-- begin Data shown --

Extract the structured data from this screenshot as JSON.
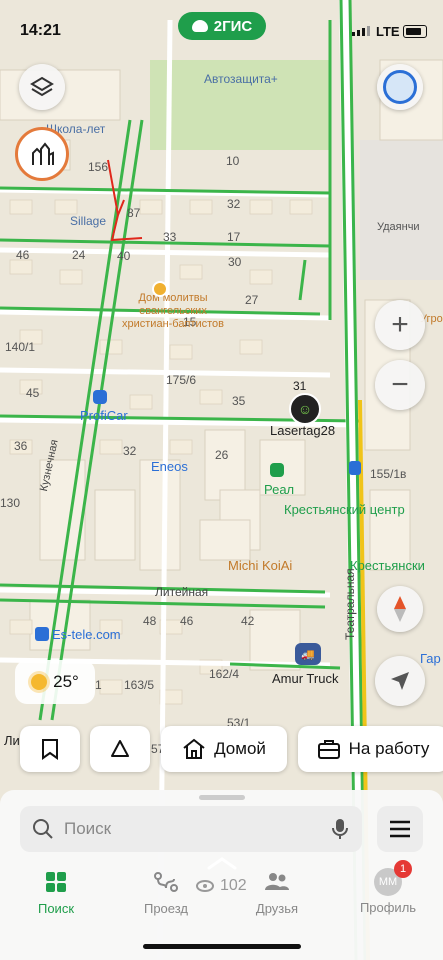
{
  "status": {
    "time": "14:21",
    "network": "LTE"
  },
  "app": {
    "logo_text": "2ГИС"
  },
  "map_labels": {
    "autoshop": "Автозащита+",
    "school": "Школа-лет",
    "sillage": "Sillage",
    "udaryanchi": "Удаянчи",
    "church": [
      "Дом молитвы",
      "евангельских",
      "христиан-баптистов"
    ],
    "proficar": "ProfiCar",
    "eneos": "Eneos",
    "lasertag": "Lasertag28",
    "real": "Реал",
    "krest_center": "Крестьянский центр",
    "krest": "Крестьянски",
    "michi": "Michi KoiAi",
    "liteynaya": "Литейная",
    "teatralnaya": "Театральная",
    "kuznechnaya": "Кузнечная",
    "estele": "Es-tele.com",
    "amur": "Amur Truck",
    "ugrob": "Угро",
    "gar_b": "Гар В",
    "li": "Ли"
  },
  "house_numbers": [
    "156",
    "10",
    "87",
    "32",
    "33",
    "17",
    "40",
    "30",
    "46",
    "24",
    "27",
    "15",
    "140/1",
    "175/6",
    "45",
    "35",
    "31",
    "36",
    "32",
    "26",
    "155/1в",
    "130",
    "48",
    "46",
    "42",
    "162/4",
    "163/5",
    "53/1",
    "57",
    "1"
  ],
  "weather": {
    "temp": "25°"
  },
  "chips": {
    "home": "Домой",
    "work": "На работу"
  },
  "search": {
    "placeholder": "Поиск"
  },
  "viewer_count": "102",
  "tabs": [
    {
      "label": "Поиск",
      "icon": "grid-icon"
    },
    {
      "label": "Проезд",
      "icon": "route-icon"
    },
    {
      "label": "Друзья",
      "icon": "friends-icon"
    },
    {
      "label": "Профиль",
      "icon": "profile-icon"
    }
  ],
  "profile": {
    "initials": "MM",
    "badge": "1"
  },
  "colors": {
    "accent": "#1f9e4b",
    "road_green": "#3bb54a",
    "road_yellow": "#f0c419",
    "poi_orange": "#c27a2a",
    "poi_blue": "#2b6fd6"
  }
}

-- end Data shown --

* **Instruction**
Copy all lines of the material above where the string "icon" occurs.

* **Result below**
      "icon": "grid-icon"
      "icon": "route-icon"
      "icon": "friends-icon"
      "icon": "profile-icon"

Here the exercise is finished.